▶ Aim:
Transcribe the entries that follow exactly as they appear, minus pictures.

Extracted data entries:
···

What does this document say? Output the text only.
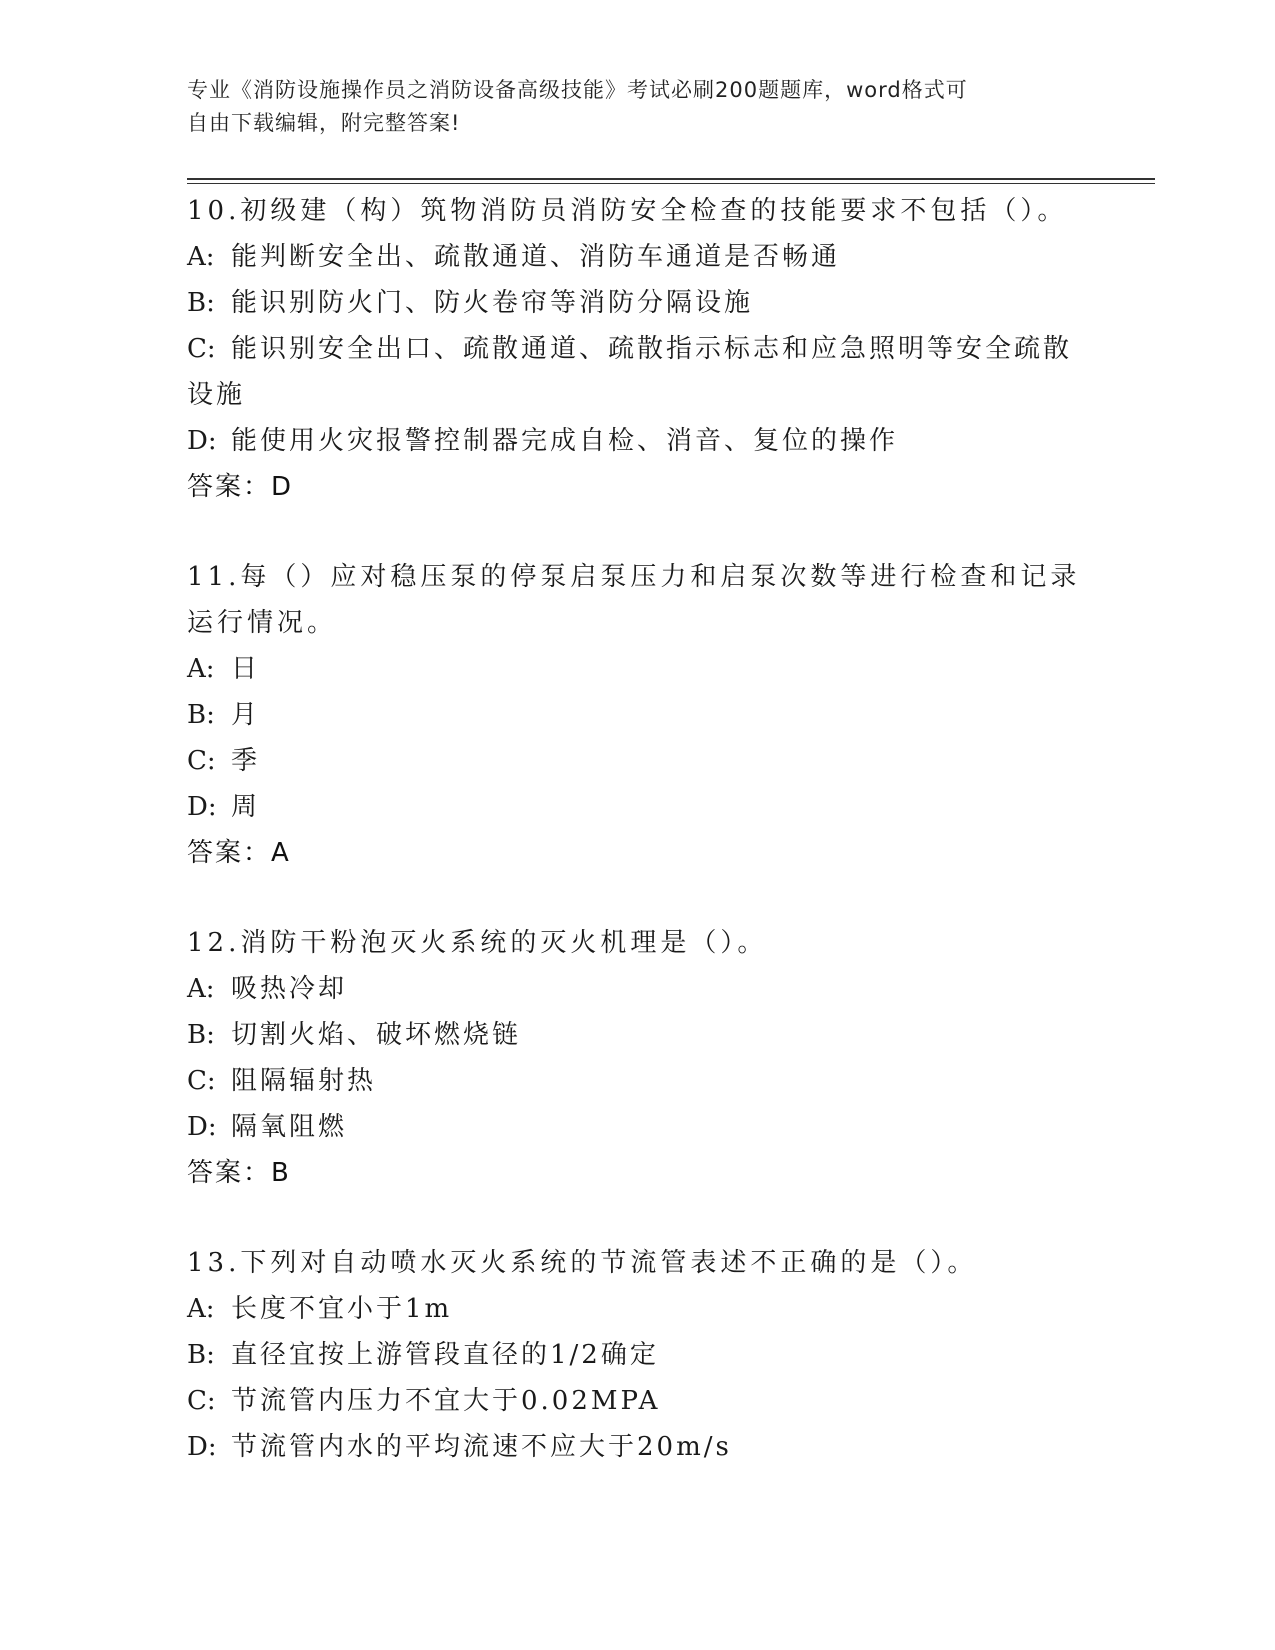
专业《消防设施操作员之消防设备高级技能》考试必刷200题题库，word格式可
自由下载编辑，附完整答案!
10.初级建（构）筑物消防员消防安全检查的技能要求不包括（）。
A: 能判断安全出、疏散通道、消防车通道是否畅通
B: 能识别防火门、防火卷帘等消防分隔设施
C: 能识别安全出口、疏散通道、疏散指示标志和应急照明等安全疏散设施
D: 能使用火灾报警控制器完成自检、消音、复位的操作
答案：D
11.每（）应对稳压泵的停泵启泵压力和启泵次数等进行检查和记录运行情况。
A: 日
B: 月
C: 季
D: 周
答案：A
12.消防干粉泡灭火系统的灭火机理是（）。
A: 吸热冷却
B: 切割火焰、破坏燃烧链
C: 阻隔辐射热
D: 隔氧阻燃
答案：B
13.下列对自动喷水灭火系统的节流管表述不正确的是（）。
A: 长度不宜小于1m
B: 直径宜按上游管段直径的1/2确定
C: 节流管内压力不宜大于0.02MPA
D: 节流管内水的平均流速不应大于20m/s
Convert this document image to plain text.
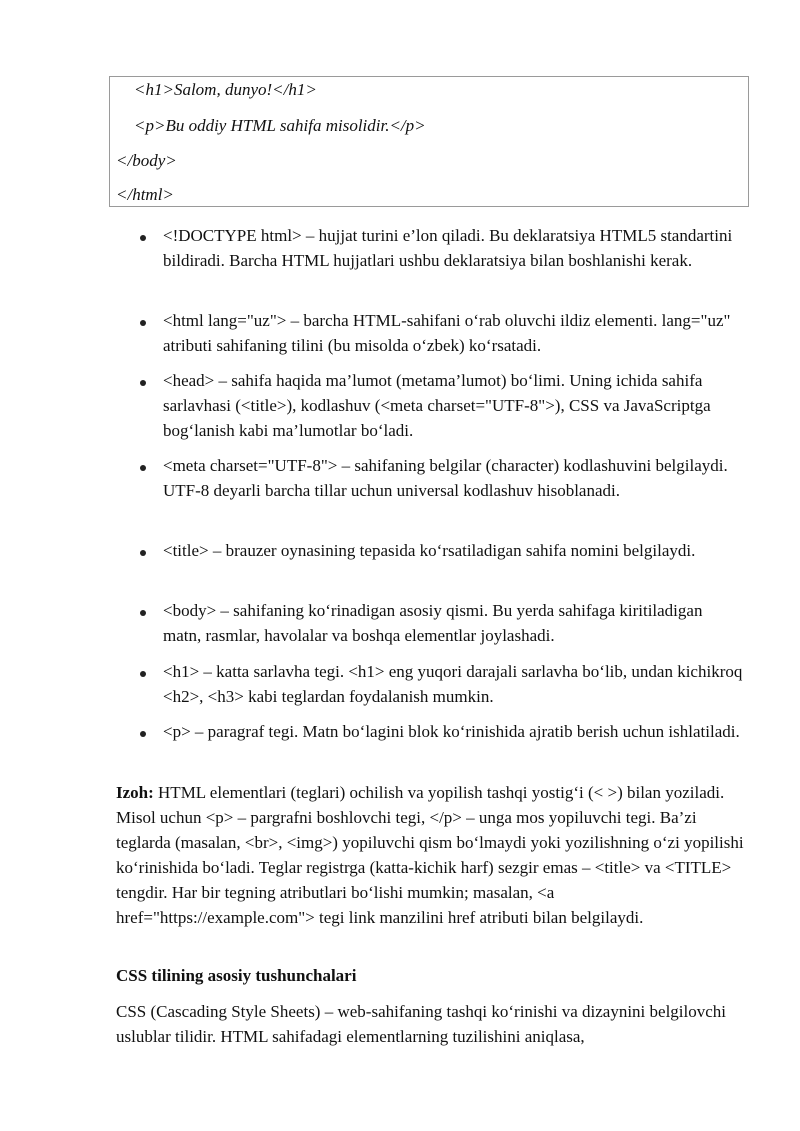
<h1>Salom, dunyo!</h1>
<p>Bu oddiy HTML sahifa misolidir.</p>
</body>
</html>
<!DOCTYPE html> – hujjat turini e’lon qiladi. Bu deklaratsiya HTML5 standartini bildiradi. Barcha HTML hujjatlari ushbu deklaratsiya bilan boshlanishi kerak.
<html lang="uz"> – barcha HTML-sahifani o‘rab oluvchi ildiz elementi. lang="uz" atributi sahifaning tilini (bu misolda o‘zbek) ko‘rsatadi.
<head> – sahifa haqida ma’lumot (metama’lumot) bo‘limi. Uning ichida sahifa sarlavhasi (<title>), kodlashuv (<meta charset="UTF-8">), CSS va JavaScriptga bog‘lanish kabi ma’lumotlar bo‘ladi.
<meta charset="UTF-8"> – sahifaning belgilar (character) kodlashuvini belgilaydi. UTF-8 deyarli barcha tillar uchun universal kodlashuv hisoblanadi.
<title> – brauzer oynasining tepasida ko‘rsatiladigan sahifa nomini belgilaydi.
<body> – sahifaning ko‘rinadigan asosiy qismi. Bu yerda sahifaga kiritiladigan matn, rasmlar, havolalar va boshqa elementlar joylashadi.
<h1> – katta sarlavha tegi. <h1> eng yuqori darajali sarlavha bo‘lib, undan kichikroq <h2>, <h3> kabi teglardan foydalanish mumkin.
<p> – paragraf tegi. Matn bo‘lagini blok ko‘rinishida ajratib berish uchun ishlatiladi.
Izoh: HTML elementlari (teglari) ochilish va yopilish tashqi yostig‘i (< >) bilan yoziladi. Misol uchun <p> – pargrafni boshlovchi tegi, </p> – unga mos yopiluvchi tegi. Ba’zi teglarda (masalan, <br>, <img>) yopiluvchi qism bo‘lmaydi yoki yozilishning o‘zi yopilishi ko‘rinishida bo‘ladi. Teglar registrga (katta-kichik harf) sezgir emas – <title> va <TITLE> tengdir. Har bir tegning atributlari bo‘lishi mumkin; masalan, <a href="https://example.com"> tegi link manzilini href atributi bilan belgilaydi.
CSS tilining asosiy tushunchalari
CSS (Cascading Style Sheets) – web-sahifaning tashqi ko‘rinishi va dizaynini belgilovchi uslublar tilidir. HTML sahifadagi elementlarning tuzilishini aniqlasa,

···

▶ Solution:
What does this document say? Output the text only.
专业《消防设施操作员之消防设备高级技能》考试必刷200题题库，word格式可
自由下载编辑，附完整答案!
10.初级建（构）筑物消防员消防安全检查的技能要求不包括（）。
A: 能判断安全出、疏散通道、消防车通道是否畅通
B: 能识别防火门、防火卷帘等消防分隔设施
C: 能识别安全出口、疏散通道、疏散指示标志和应急照明等安全疏散设施
D: 能使用火灾报警控制器完成自检、消音、复位的操作
答案：D
11.每（）应对稳压泵的停泵启泵压力和启泵次数等进行检查和记录运行情况。
A: 日
B: 月
C: 季
D: 周
答案：A
12.消防干粉泡灭火系统的灭火机理是（）。
A: 吸热冷却
B: 切割火焰、破坏燃烧链
C: 阻隔辐射热
D: 隔氧阻燃
答案：B
13.下列对自动喷水灭火系统的节流管表述不正确的是（）。
A: 长度不宜小于1m
B: 直径宜按上游管段直径的1/2确定
C: 节流管内压力不宜大于0.02MPA
D: 节流管内水的平均流速不应大于20m/s
Convert this document image to plain text.
<h1>Salom, dunyo!</h1>
<p>Bu oddiy HTML sahifa misolidir.</p>
</body>
</html>
<!DOCTYPE html> – hujjat turini e’lon qiladi. Bu deklaratsiya HTML5 standartini bildiradi. Barcha HTML hujjatlari ushbu deklaratsiya bilan boshlanishi kerak.
<html lang="uz"> – barcha HTML-sahifani o‘rab oluvchi ildiz elementi. lang="uz" atributi sahifaning tilini (bu misolda o‘zbek) ko‘rsatadi.
<head> – sahifa haqida ma’lumot (metama’lumot) bo‘limi. Uning ichida sahifa sarlavhasi (<title>), kodlashuv (<meta charset="UTF-8">), CSS va JavaScriptga bog‘lanish kabi ma’lumotlar bo‘ladi.
<meta charset="UTF-8"> – sahifaning belgilar (character) kodlashuvini belgilaydi. UTF-8 deyarli barcha tillar uchun universal kodlashuv hisoblanadi.
<title> – brauzer oynasining tepasida ko‘rsatiladigan sahifa nomini belgilaydi.
<body> – sahifaning ko‘rinadigan asosiy qismi. Bu yerda sahifaga kiritiladigan matn, rasmlar, havolalar va boshqa elementlar joylashadi.
<h1> – katta sarlavha tegi. <h1> eng yuqori darajali sarlavha bo‘lib, undan kichikroq <h2>, <h3> kabi teglardan foydalanish mumkin.
<p> – paragraf tegi. Matn bo‘lagini blok ko‘rinishida ajratib berish uchun ishlatiladi.
Izoh: HTML elementlari (teglari) ochilish va yopilish tashqi yostig‘i (< >) bilan yoziladi. Misol uchun <p> – pargrafni boshlovchi tegi, </p> – unga mos yopiluvchi tegi. Ba’zi teglarda (masalan, <br>, <img>) yopiluvchi qism bo‘lmaydi yoki yozilishning o‘zi yopilishi ko‘rinishida bo‘ladi. Teglar registrga (katta-kichik harf) sezgir emas – <title> va <TITLE> tengdir. Har bir tegning atributlari bo‘lishi mumkin; masalan, <a href="https://example.com"> tegi link manzilini href atributi bilan belgilaydi.
CSS tilining asosiy tushunchalari
CSS (Cascading Style Sheets) – web-sahifaning tashqi ko‘rinishi va dizaynini belgilovchi uslublar tilidir. HTML sahifadagi elementlarning tuzilishini aniqlasa,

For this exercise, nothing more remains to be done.